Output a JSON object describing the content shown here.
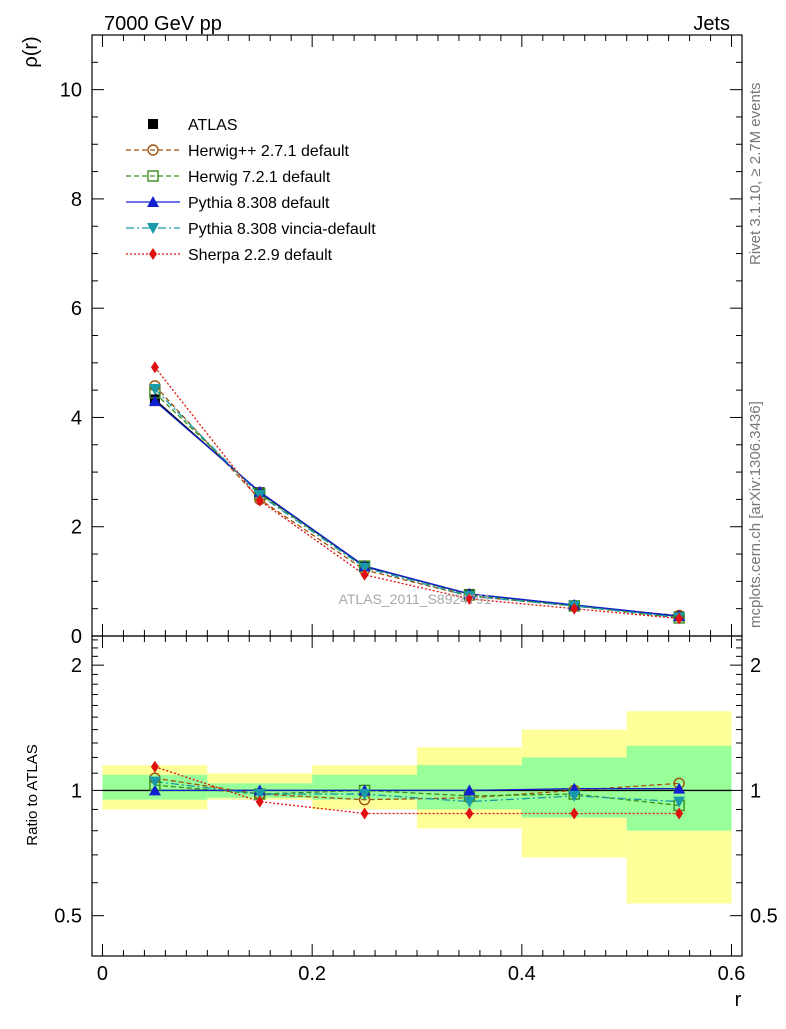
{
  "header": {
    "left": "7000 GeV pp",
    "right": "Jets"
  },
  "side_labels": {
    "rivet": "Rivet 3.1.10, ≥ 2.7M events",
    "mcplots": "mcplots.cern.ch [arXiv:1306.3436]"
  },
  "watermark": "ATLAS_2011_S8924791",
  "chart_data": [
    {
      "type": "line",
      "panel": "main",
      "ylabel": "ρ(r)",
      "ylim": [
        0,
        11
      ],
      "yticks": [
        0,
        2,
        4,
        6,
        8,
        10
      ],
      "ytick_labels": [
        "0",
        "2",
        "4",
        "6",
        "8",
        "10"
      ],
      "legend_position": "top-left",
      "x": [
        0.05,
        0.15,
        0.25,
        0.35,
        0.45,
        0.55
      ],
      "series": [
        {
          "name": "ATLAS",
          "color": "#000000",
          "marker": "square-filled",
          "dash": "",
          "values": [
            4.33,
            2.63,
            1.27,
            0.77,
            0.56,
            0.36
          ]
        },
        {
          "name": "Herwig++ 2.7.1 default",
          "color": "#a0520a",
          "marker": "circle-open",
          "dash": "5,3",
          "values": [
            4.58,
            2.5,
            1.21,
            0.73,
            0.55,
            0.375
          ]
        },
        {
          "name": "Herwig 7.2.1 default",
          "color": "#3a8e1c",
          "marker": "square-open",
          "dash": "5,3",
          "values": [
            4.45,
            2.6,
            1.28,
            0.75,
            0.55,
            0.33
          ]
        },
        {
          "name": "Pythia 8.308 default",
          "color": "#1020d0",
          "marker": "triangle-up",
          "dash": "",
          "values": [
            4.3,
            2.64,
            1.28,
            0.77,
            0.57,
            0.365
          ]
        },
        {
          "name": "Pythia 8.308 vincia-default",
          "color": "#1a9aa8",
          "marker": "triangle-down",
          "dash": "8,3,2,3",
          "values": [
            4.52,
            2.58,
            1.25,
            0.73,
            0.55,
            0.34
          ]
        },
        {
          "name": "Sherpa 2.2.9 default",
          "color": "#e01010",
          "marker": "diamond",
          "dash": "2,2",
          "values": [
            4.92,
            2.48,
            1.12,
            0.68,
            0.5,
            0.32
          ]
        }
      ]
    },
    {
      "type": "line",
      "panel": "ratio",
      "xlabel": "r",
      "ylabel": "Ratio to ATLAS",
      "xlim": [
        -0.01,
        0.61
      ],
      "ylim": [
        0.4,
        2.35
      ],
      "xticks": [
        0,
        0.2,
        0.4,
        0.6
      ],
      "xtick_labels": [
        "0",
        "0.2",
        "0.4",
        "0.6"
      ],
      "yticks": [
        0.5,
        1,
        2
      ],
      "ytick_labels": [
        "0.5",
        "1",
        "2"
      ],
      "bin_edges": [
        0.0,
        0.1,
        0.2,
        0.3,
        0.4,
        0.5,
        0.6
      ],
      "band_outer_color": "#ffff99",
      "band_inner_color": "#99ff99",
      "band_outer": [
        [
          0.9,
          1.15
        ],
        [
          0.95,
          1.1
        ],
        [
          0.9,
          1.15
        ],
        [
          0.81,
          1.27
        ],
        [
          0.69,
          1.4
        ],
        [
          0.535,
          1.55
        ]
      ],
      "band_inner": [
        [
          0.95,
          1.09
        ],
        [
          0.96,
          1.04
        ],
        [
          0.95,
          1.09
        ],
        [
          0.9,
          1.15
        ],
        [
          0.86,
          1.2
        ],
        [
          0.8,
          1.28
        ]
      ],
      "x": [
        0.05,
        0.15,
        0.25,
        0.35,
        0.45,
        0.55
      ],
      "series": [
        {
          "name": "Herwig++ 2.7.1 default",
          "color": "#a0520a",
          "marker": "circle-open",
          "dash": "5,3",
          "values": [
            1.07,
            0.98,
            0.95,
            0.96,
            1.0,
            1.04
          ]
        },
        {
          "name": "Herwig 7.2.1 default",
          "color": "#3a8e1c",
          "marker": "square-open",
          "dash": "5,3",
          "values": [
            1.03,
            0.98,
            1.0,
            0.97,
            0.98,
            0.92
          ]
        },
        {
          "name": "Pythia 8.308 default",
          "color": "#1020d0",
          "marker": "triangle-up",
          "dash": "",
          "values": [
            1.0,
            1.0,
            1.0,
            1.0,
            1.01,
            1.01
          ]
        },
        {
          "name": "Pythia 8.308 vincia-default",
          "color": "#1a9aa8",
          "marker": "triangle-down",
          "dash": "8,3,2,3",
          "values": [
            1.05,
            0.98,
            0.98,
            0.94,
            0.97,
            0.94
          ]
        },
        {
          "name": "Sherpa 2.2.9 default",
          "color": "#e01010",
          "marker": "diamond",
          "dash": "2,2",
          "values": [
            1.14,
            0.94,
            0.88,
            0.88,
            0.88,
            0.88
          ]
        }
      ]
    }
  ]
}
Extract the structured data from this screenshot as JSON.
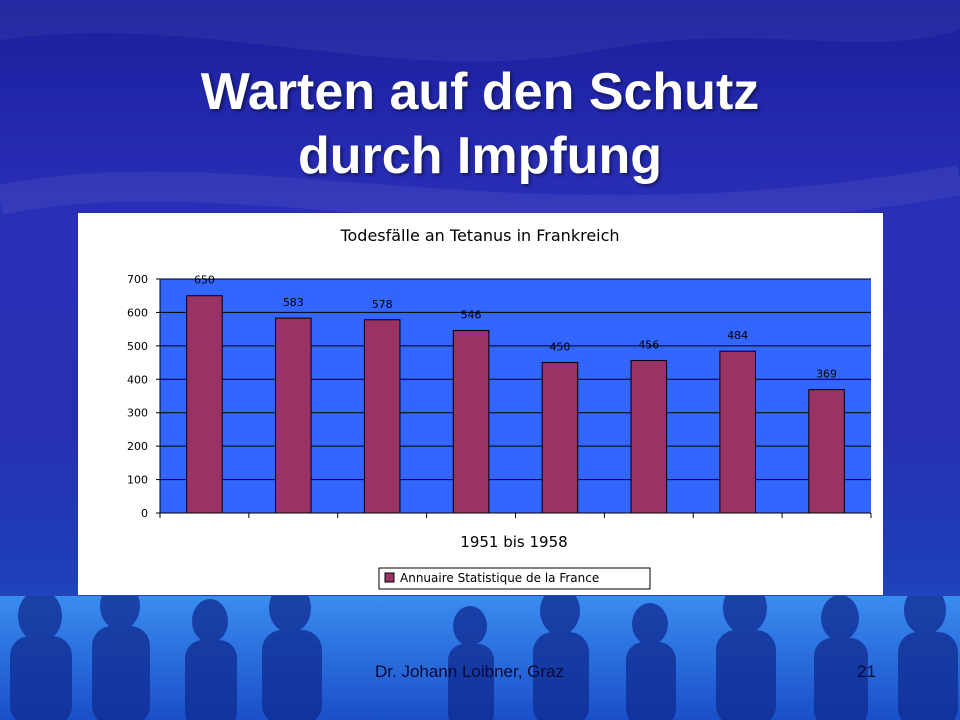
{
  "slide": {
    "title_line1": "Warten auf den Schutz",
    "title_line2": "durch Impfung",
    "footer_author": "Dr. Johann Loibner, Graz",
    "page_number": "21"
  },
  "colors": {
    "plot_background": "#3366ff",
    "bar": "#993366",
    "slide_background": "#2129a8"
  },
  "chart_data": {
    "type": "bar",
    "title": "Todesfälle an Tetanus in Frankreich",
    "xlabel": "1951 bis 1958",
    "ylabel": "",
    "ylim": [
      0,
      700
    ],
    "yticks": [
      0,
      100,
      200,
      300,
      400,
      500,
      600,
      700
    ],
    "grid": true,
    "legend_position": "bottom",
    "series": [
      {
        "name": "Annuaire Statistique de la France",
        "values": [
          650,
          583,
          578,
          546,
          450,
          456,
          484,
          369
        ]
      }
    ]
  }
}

***

Set task
Pictures excluded, quote all the data above exactly.

Task result
Output a JSON object describing the content shown here.
{
  "header": {
    "left": "7000 GeV pp",
    "right": "Jets"
  },
  "side_labels": {
    "rivet": "Rivet 3.1.10, ≥ 2.7M events",
    "mcplots": "mcplots.cern.ch [arXiv:1306.3436]"
  },
  "watermark": "ATLAS_2011_S8924791",
  "chart_data": [
    {
      "type": "line",
      "panel": "main",
      "ylabel": "ρ(r)",
      "ylim": [
        0,
        11
      ],
      "yticks": [
        0,
        2,
        4,
        6,
        8,
        10
      ],
      "ytick_labels": [
        "0",
        "2",
        "4",
        "6",
        "8",
        "10"
      ],
      "legend_position": "top-left",
      "x": [
        0.05,
        0.15,
        0.25,
        0.35,
        0.45,
        0.55
      ],
      "series": [
        {
          "name": "ATLAS",
          "color": "#000000",
          "marker": "square-filled",
          "dash": "",
          "values": [
            4.33,
            2.63,
            1.27,
            0.77,
            0.56,
            0.36
          ]
        },
        {
          "name": "Herwig++ 2.7.1 default",
          "color": "#a0520a",
          "marker": "circle-open",
          "dash": "5,3",
          "values": [
            4.58,
            2.5,
            1.21,
            0.73,
            0.55,
            0.375
          ]
        },
        {
          "name": "Herwig 7.2.1 default",
          "color": "#3a8e1c",
          "marker": "square-open",
          "dash": "5,3",
          "values": [
            4.45,
            2.6,
            1.28,
            0.75,
            0.55,
            0.33
          ]
        },
        {
          "name": "Pythia 8.308 default",
          "color": "#1020d0",
          "marker": "triangle-up",
          "dash": "",
          "values": [
            4.3,
            2.64,
            1.28,
            0.77,
            0.57,
            0.365
          ]
        },
        {
          "name": "Pythia 8.308 vincia-default",
          "color": "#1a9aa8",
          "marker": "triangle-down",
          "dash": "8,3,2,3",
          "values": [
            4.52,
            2.58,
            1.25,
            0.73,
            0.55,
            0.34
          ]
        },
        {
          "name": "Sherpa 2.2.9 default",
          "color": "#e01010",
          "marker": "diamond",
          "dash": "2,2",
          "values": [
            4.92,
            2.48,
            1.12,
            0.68,
            0.5,
            0.32
          ]
        }
      ]
    },
    {
      "type": "line",
      "panel": "ratio",
      "xlabel": "r",
      "ylabel": "Ratio to ATLAS",
      "xlim": [
        -0.01,
        0.61
      ],
      "ylim": [
        0.4,
        2.35
      ],
      "xticks": [
        0,
        0.2,
        0.4,
        0.6
      ],
      "xtick_labels": [
        "0",
        "0.2",
        "0.4",
        "0.6"
      ],
      "yticks": [
        0.5,
        1,
        2
      ],
      "ytick_labels": [
        "0.5",
        "1",
        "2"
      ],
      "bin_edges": [
        0.0,
        0.1,
        0.2,
        0.3,
        0.4,
        0.5,
        0.6
      ],
      "band_outer_color": "#ffff99",
      "band_inner_color": "#99ff99",
      "band_outer": [
        [
          0.9,
          1.15
        ],
        [
          0.95,
          1.1
        ],
        [
          0.9,
          1.15
        ],
        [
          0.81,
          1.27
        ],
        [
          0.69,
          1.4
        ],
        [
          0.535,
          1.55
        ]
      ],
      "band_inner": [
        [
          0.95,
          1.09
        ],
        [
          0.96,
          1.04
        ],
        [
          0.95,
          1.09
        ],
        [
          0.9,
          1.15
        ],
        [
          0.86,
          1.2
        ],
        [
          0.8,
          1.28
        ]
      ],
      "x": [
        0.05,
        0.15,
        0.25,
        0.35,
        0.45,
        0.55
      ],
      "series": [
        {
          "name": "Herwig++ 2.7.1 default",
          "color": "#a0520a",
          "marker": "circle-open",
          "dash": "5,3",
          "values": [
            1.07,
            0.98,
            0.95,
            0.96,
            1.0,
            1.04
          ]
        },
        {
          "name": "Herwig 7.2.1 default",
          "color": "#3a8e1c",
          "marker": "square-open",
          "dash": "5,3",
          "values": [
            1.03,
            0.98,
            1.0,
            0.97,
            0.98,
            0.92
          ]
        },
        {
          "name": "Pythia 8.308 default",
          "color": "#1020d0",
          "marker": "triangle-up",
          "dash": "",
          "values": [
            1.0,
            1.0,
            1.0,
            1.0,
            1.01,
            1.01
          ]
        },
        {
          "name": "Pythia 8.308 vincia-default",
          "color": "#1a9aa8",
          "marker": "triangle-down",
          "dash": "8,3,2,3",
          "values": [
            1.05,
            0.98,
            0.98,
            0.94,
            0.97,
            0.94
          ]
        },
        {
          "name": "Sherpa 2.2.9 default",
          "color": "#e01010",
          "marker": "diamond",
          "dash": "2,2",
          "values": [
            1.14,
            0.94,
            0.88,
            0.88,
            0.88,
            0.88
          ]
        }
      ]
    }
  ]
}
Extract the structured data from this screenshot as JSON.
{
  "slide": {
    "title_line1": "Warten auf den Schutz",
    "title_line2": "durch Impfung",
    "footer_author": "Dr. Johann Loibner, Graz",
    "page_number": "21"
  },
  "colors": {
    "plot_background": "#3366ff",
    "bar": "#993366",
    "slide_background": "#2129a8"
  },
  "chart_data": {
    "type": "bar",
    "title": "Todesfälle an Tetanus in Frankreich",
    "xlabel": "1951 bis 1958",
    "ylabel": "",
    "ylim": [
      0,
      700
    ],
    "yticks": [
      0,
      100,
      200,
      300,
      400,
      500,
      600,
      700
    ],
    "grid": true,
    "legend_position": "bottom",
    "series": [
      {
        "name": "Annuaire Statistique de la France",
        "values": [
          650,
          583,
          578,
          546,
          450,
          456,
          484,
          369
        ]
      }
    ]
  }
}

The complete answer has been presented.